## [Job]
List all lines in the material below that contain "required".

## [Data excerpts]
▼▼▼
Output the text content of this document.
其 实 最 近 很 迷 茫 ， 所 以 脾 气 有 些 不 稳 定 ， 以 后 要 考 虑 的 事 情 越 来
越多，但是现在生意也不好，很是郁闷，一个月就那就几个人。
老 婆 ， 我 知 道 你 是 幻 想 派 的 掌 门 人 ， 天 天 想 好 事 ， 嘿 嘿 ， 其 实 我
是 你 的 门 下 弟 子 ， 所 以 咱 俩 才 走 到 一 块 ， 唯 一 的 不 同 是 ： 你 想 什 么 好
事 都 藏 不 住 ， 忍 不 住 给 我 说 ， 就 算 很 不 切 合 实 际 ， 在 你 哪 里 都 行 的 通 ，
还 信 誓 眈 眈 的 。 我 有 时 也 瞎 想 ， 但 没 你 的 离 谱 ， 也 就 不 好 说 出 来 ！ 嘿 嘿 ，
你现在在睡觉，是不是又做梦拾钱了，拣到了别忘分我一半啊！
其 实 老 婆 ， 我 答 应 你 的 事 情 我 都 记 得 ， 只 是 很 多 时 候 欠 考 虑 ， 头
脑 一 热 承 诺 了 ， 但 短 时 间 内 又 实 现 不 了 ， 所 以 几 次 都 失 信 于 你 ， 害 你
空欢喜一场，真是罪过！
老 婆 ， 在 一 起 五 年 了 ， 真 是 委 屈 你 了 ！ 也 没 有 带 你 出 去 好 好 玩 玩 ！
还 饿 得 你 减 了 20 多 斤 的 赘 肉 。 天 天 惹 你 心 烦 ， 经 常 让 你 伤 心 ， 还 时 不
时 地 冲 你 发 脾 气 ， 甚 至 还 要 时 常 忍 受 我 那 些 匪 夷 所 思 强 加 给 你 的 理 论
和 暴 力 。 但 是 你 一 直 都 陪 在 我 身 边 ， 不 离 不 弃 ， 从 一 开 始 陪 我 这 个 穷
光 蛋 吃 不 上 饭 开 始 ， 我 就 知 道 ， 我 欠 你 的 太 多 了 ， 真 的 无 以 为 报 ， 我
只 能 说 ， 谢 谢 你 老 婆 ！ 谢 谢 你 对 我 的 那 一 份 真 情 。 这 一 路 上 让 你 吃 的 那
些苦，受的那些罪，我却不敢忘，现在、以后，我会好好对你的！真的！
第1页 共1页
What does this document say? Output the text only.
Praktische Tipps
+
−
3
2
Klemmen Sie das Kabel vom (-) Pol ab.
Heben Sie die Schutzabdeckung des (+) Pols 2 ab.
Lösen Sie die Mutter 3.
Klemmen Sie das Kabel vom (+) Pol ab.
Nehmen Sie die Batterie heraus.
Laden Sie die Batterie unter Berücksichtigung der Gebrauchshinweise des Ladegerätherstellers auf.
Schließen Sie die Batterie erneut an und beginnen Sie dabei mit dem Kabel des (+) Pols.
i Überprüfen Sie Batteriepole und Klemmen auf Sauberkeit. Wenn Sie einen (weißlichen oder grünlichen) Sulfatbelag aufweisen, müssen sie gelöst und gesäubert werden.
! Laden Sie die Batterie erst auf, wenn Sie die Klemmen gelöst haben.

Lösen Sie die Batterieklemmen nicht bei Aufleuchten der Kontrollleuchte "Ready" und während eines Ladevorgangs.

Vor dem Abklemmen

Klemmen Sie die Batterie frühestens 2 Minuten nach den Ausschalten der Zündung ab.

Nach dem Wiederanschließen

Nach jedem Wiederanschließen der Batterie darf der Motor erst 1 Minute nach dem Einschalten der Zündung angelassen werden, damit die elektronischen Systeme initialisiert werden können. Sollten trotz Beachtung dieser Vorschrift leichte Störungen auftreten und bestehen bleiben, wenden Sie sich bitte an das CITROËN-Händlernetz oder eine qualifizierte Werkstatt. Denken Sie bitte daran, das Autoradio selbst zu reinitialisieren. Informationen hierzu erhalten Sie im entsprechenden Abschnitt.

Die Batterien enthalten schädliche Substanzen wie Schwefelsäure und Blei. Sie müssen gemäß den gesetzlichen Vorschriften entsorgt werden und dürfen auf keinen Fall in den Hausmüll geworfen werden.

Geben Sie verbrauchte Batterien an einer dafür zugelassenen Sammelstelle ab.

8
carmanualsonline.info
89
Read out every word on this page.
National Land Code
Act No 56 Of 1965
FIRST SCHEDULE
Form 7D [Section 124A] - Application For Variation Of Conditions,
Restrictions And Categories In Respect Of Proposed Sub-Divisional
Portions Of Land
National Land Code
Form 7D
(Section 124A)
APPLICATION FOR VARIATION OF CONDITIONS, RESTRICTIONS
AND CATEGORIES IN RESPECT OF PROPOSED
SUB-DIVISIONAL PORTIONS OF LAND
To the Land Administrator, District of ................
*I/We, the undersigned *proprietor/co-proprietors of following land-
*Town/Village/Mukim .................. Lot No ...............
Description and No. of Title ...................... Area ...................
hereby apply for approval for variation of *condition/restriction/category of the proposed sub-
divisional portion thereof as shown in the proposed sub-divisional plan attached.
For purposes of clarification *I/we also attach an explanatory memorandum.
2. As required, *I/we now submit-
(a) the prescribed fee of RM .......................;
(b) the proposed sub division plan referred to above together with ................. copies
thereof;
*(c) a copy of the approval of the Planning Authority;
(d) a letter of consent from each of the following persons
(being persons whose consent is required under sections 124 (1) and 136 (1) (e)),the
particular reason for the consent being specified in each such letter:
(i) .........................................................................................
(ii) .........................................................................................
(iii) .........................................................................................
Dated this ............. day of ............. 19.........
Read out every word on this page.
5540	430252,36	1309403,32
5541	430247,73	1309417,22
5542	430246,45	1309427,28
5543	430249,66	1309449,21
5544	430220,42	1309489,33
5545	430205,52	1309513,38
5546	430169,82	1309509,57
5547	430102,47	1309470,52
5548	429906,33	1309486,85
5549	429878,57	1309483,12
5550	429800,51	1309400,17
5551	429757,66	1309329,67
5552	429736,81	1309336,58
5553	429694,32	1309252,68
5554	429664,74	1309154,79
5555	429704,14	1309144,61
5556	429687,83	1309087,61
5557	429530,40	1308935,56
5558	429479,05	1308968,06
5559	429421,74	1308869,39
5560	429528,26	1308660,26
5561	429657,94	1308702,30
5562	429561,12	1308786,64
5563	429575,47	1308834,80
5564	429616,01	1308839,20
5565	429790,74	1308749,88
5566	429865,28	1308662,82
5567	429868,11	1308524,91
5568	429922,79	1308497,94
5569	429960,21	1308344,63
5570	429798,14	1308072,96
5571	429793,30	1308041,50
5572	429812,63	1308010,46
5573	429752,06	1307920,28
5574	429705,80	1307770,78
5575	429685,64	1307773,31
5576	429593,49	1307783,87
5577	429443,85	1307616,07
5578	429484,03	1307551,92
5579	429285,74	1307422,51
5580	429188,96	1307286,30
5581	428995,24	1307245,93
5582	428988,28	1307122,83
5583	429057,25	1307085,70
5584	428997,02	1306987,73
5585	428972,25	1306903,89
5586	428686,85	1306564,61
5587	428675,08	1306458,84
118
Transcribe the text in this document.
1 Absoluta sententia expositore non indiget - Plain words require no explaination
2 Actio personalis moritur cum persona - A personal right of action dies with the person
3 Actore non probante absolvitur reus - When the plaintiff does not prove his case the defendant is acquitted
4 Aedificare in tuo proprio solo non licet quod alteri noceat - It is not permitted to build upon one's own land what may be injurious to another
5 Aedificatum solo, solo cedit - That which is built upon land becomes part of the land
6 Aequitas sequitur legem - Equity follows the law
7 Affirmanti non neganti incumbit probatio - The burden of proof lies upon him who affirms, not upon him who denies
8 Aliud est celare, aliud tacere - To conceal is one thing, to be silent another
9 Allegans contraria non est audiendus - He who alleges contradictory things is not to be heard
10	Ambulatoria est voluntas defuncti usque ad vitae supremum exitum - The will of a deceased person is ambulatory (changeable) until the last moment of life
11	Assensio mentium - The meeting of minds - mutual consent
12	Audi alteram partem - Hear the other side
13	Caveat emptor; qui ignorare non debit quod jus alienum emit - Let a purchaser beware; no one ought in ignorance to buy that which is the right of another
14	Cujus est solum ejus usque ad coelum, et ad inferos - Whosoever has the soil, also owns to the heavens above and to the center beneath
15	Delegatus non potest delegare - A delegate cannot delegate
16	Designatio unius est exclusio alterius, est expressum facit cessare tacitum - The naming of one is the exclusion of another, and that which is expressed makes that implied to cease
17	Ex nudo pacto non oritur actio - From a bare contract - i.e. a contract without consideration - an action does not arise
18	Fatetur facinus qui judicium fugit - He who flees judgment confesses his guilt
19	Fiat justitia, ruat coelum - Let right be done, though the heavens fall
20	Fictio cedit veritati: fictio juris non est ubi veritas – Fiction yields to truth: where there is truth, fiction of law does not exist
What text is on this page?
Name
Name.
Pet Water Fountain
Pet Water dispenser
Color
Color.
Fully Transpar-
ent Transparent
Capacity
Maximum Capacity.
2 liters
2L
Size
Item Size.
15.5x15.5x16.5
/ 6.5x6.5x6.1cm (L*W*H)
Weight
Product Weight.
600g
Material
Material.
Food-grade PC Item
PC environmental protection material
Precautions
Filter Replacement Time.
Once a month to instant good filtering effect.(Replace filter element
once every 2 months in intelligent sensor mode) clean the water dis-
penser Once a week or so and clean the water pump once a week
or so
▲▲▲
## [Solution below]
2. As required, *I/we now submit-
(being persons whose consent is required under sections 124 (1) and 136 (1) (e)),the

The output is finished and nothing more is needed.